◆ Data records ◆
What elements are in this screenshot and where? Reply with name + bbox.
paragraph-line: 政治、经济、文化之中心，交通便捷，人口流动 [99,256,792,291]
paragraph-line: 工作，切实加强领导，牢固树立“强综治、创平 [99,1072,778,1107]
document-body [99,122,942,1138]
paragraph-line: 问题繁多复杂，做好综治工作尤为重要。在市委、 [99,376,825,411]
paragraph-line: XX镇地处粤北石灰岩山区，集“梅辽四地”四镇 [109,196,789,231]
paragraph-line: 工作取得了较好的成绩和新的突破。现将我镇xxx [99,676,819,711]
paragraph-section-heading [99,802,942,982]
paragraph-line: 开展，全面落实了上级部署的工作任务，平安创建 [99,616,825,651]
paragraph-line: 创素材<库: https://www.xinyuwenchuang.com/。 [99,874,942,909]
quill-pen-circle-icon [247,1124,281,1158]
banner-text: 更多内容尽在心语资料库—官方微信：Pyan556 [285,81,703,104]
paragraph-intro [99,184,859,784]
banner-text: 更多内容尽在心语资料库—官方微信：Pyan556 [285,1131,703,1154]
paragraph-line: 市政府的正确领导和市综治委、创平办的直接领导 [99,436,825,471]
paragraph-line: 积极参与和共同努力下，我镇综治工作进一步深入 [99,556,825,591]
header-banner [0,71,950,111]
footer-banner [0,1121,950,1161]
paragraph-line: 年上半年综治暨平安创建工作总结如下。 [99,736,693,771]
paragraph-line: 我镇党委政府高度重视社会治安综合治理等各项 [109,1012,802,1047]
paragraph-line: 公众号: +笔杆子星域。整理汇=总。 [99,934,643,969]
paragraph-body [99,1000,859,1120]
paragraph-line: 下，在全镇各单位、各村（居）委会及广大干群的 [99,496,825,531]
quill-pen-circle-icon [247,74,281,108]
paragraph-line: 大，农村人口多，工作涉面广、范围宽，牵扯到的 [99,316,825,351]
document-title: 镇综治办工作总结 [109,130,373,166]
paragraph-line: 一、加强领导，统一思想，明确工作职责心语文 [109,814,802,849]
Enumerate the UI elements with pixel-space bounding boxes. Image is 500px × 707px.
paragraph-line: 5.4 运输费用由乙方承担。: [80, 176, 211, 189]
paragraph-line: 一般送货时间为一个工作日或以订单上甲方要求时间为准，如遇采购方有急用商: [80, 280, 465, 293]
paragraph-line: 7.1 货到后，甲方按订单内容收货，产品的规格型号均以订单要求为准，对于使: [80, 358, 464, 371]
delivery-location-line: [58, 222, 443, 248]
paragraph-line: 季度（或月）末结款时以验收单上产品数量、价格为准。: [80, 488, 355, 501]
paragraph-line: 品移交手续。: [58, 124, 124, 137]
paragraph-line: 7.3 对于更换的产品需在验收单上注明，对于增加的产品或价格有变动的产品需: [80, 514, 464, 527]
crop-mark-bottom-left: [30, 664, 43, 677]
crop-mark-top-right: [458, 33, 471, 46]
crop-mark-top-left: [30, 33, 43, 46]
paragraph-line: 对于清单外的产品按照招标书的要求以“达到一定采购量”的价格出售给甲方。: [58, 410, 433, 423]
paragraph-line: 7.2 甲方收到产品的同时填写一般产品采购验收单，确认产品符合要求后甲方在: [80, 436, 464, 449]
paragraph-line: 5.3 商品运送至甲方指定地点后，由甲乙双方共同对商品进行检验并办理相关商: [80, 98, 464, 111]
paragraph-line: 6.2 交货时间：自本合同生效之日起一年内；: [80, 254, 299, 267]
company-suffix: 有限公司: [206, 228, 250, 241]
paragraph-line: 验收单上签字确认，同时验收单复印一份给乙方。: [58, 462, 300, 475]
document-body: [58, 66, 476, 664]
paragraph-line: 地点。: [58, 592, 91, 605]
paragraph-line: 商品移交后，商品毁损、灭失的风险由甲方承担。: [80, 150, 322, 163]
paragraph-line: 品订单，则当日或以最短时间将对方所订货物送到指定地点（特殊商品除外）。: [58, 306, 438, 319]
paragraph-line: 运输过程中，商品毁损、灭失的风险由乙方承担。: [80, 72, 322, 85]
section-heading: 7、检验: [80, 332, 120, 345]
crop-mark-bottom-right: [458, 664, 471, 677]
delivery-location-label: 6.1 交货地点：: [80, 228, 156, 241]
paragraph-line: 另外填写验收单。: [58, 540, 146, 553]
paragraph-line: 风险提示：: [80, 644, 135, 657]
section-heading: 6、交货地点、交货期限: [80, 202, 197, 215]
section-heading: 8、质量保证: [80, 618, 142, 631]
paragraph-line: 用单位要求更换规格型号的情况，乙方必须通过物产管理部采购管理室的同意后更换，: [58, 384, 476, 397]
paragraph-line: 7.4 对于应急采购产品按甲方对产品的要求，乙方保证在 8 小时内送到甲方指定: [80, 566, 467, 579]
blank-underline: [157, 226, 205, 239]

◆ Exercise requirements ◆
Update all the entries above by changing every "paragraph-line" to "text-line". Leave everything else as it is.

◆ Finished answer ◆
What elements are in this screenshot and where? Reply with name + bbox.
text-line: 政治、经济、文化之中心，交通便捷，人口流动 [99,256,792,291]
text-line: 工作，切实加强领导，牢固树立“强综治、创平 [99,1072,778,1107]
document-body [99,122,942,1138]
text-line: 问题繁多复杂，做好综治工作尤为重要。在市委、 [99,376,825,411]
text-line: XX镇地处粤北石灰岩山区，集“梅辽四地”四镇 [109,196,789,231]
text-line: 工作取得了较好的成绩和新的突破。现将我镇xxx [99,676,819,711]
paragraph-section-heading [99,802,942,982]
text-line: 开展，全面落实了上级部署的工作任务，平安创建 [99,616,825,651]
text-line: 创素材<库: https://www.xinyuwenchuang.com/。 [99,874,942,909]
quill-pen-circle-icon [247,1124,281,1158]
banner-text: 更多内容尽在心语资料库—官方微信：Pyan556 [285,81,703,104]
paragraph-intro [99,184,859,784]
banner-text: 更多内容尽在心语资料库—官方微信：Pyan556 [285,1131,703,1154]
text-line: 市政府的正确领导和市综治委、创平办的直接领导 [99,436,825,471]
text-line: 积极参与和共同努力下，我镇综治工作进一步深入 [99,556,825,591]
header-banner [0,71,950,111]
footer-banner [0,1121,950,1161]
text-line: 年上半年综治暨平安创建工作总结如下。 [99,736,693,771]
text-line: 我镇党委政府高度重视社会治安综合治理等各项 [109,1012,802,1047]
text-line: 公众号: +笔杆子星域。整理汇=总。 [99,934,643,969]
paragraph-body [99,1000,859,1120]
text-line: 下，在全镇各单位、各村（居）委会及广大干群的 [99,496,825,531]
quill-pen-circle-icon [247,74,281,108]
text-line: 大，农村人口多，工作涉面广、范围宽，牵扯到的 [99,316,825,351]
document-title: 镇综治办工作总结 [109,130,373,166]
text-line: 一、加强领导，统一思想，明确工作职责心语文 [109,814,802,849]
Enumerate the UI elements with pixel-space bounding boxes. Image is 500px × 707px.
text-line: 5.4 运输费用由乙方承担。: [80, 176, 211, 189]
text-line: 一般送货时间为一个工作日或以订单上甲方要求时间为准，如遇采购方有急用商: [80, 280, 465, 293]
text-line: 7.1 货到后，甲方按订单内容收货，产品的规格型号均以订单要求为准，对于使: [80, 358, 464, 371]
delivery-location-line: [58, 222, 443, 248]
text-line: 季度（或月）末结款时以验收单上产品数量、价格为准。: [80, 488, 355, 501]
text-line: 品移交手续。: [58, 124, 124, 137]
text-line: 7.3 对于更换的产品需在验收单上注明，对于增加的产品或价格有变动的产品需: [80, 514, 464, 527]
crop-mark-bottom-left: [30, 664, 43, 677]
crop-mark-top-right: [458, 33, 471, 46]
crop-mark-top-left: [30, 33, 43, 46]
text-line: 对于清单外的产品按照招标书的要求以“达到一定采购量”的价格出售给甲方。: [58, 410, 433, 423]
text-line: 7.2 甲方收到产品的同时填写一般产品采购验收单，确认产品符合要求后甲方在: [80, 436, 464, 449]
text-line: 5.3 商品运送至甲方指定地点后，由甲乙双方共同对商品进行检验并办理相关商: [80, 98, 464, 111]
text-line: 6.2 交货时间：自本合同生效之日起一年内；: [80, 254, 299, 267]
company-suffix: 有限公司: [206, 228, 250, 241]
text-line: 验收单上签字确认，同时验收单复印一份给乙方。: [58, 462, 300, 475]
document-body: [58, 66, 476, 664]
text-line: 地点。: [58, 592, 91, 605]
text-line: 商品移交后，商品毁损、灭失的风险由甲方承担。: [80, 150, 322, 163]
text-line: 品订单，则当日或以最短时间将对方所订货物送到指定地点（特殊商品除外）。: [58, 306, 438, 319]
text-line: 运输过程中，商品毁损、灭失的风险由乙方承担。: [80, 72, 322, 85]
section-heading: 7、检验: [80, 332, 120, 345]
crop-mark-bottom-right: [458, 664, 471, 677]
delivery-location-label: 6.1 交货地点：: [80, 228, 156, 241]
text-line: 另外填写验收单。: [58, 540, 146, 553]
text-line: 风险提示：: [80, 644, 135, 657]
section-heading: 6、交货地点、交货期限: [80, 202, 197, 215]
section-heading: 8、质量保证: [80, 618, 142, 631]
text-line: 用单位要求更换规格型号的情况，乙方必须通过物产管理部采购管理室的同意后更换，: [58, 384, 476, 397]
text-line: 7.4 对于应急采购产品按甲方对产品的要求，乙方保证在 8 小时内送到甲方指定: [80, 566, 467, 579]
blank-underline: [157, 226, 205, 239]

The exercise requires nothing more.